Copy every line from the data below in which the string "name" can be found.

..........

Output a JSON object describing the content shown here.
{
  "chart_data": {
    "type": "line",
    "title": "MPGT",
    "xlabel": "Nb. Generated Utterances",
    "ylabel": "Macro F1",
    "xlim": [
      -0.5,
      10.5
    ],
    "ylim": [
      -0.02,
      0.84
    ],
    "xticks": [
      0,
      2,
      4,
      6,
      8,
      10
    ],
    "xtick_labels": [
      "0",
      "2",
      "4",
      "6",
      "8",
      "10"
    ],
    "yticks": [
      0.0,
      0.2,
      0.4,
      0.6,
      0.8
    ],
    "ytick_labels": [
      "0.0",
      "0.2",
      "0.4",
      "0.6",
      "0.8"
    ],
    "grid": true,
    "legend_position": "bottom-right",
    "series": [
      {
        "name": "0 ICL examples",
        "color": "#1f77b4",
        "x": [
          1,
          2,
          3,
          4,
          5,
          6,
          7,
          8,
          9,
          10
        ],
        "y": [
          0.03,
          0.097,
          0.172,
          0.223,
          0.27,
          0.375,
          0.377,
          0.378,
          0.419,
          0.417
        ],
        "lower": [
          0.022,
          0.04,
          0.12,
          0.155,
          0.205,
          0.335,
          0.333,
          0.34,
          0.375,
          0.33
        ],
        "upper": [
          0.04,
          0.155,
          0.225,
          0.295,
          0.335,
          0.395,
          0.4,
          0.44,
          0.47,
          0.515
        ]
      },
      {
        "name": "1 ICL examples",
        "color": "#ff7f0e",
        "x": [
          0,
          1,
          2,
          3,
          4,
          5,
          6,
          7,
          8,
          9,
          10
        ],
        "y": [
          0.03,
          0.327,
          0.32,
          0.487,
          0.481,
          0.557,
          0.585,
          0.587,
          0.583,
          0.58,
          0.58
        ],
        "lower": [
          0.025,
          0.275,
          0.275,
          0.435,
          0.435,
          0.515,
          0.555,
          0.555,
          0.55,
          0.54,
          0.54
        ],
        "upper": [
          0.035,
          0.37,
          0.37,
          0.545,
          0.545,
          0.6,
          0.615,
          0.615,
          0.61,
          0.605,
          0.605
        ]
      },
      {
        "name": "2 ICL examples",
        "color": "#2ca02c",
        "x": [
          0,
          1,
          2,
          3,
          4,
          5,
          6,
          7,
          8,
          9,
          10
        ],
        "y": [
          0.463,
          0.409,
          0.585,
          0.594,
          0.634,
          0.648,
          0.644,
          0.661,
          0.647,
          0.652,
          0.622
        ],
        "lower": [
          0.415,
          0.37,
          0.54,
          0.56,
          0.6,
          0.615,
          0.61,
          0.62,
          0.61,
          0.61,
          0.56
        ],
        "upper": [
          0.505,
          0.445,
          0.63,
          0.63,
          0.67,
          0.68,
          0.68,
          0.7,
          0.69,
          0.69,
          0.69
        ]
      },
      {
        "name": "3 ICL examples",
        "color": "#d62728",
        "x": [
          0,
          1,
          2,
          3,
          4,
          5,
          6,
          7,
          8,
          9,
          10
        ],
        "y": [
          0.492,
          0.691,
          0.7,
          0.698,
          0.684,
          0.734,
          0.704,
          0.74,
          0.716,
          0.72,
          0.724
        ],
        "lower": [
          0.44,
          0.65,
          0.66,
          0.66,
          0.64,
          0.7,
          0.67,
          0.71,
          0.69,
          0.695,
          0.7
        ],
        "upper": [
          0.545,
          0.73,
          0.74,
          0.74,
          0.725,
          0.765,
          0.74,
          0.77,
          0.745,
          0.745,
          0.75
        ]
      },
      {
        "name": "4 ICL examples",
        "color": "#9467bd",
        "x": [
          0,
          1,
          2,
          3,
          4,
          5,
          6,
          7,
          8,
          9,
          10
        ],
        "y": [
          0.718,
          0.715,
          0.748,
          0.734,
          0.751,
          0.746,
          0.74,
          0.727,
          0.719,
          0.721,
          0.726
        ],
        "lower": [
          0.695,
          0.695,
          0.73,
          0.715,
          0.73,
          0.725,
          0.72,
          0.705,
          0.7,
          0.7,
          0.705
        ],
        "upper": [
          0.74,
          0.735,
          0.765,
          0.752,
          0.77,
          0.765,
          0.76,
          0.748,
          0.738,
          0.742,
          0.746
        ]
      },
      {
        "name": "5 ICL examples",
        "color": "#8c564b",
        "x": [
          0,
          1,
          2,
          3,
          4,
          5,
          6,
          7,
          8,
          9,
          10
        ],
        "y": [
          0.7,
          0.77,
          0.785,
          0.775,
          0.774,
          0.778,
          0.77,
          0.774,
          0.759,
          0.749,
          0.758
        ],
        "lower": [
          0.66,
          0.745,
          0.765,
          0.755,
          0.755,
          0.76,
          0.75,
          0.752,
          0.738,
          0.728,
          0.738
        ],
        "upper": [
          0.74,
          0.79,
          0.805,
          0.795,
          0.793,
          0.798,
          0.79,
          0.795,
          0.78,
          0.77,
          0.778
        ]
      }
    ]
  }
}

..........

▸ **Result**:
        "name": "0 ICL examples",
        "name": "1 ICL examples",
        "name": "2 ICL examples",
        "name": "3 ICL examples",
        "name": "4 ICL examples",
        "name": "5 ICL examples",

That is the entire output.